_Short problem:_
Repeat the listing below word for word, from its first line down through the line containing "The second pipeline 8b1 is at (245, 303).", with that line included. Give nothing past it.

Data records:
>> Start

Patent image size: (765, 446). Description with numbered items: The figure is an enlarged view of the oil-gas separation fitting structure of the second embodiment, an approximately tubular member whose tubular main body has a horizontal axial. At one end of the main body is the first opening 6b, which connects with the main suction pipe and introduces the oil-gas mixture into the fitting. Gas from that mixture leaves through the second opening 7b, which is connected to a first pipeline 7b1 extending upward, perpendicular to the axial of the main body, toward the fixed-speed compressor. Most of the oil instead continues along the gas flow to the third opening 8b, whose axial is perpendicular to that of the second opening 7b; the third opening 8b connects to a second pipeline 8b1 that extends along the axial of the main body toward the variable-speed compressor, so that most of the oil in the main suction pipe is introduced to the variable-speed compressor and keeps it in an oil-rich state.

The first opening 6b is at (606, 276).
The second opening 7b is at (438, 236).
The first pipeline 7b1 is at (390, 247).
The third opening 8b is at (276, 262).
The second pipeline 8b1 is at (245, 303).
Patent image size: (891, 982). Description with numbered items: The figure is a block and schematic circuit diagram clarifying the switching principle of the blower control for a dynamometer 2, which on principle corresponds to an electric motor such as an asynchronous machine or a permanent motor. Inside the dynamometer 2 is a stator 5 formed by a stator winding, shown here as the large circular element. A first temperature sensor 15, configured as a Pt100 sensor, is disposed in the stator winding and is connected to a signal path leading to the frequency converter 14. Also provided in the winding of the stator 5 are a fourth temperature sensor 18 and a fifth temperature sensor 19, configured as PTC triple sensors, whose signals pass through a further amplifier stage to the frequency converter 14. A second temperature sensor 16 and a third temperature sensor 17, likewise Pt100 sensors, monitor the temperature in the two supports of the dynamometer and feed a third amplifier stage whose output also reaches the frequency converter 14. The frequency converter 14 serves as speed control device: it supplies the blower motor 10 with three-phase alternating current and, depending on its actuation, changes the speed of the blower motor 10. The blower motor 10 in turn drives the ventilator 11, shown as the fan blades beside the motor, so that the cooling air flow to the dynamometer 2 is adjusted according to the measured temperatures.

>> End

_Worked answer:_
Patent image size: (765, 446). Description with numbered items: The figure is an enlarged view of the oil-gas separation fitting structure of the second embodiment, an approximately tubular member whose tubular main body has a horizontal axial. At one end of the main body is the first opening 6b, which connects with the main suction pipe and introduces the oil-gas mixture into the fitting. Gas from that mixture leaves through the second opening 7b, which is connected to a first pipeline 7b1 extending upward, perpendicular to the axial of the main body, toward the fixed-speed compressor. Most of the oil instead continues along the gas flow to the third opening 8b, whose axial is perpendicular to that of the second opening 7b; the third opening 8b connects to a second pipeline 8b1 that extends along the axial of the main body toward the variable-speed compressor, so that most of the oil in the main suction pipe is introduced to the variable-speed compressor and keeps it in an oil-rich state.

The first opening 6b is at (606, 276).
The second opening 7b is at (438, 236).
The first pipeline 7b1 is at (390, 247).
The third opening 8b is at (276, 262).
The second pipeline 8b1 is at (245, 303).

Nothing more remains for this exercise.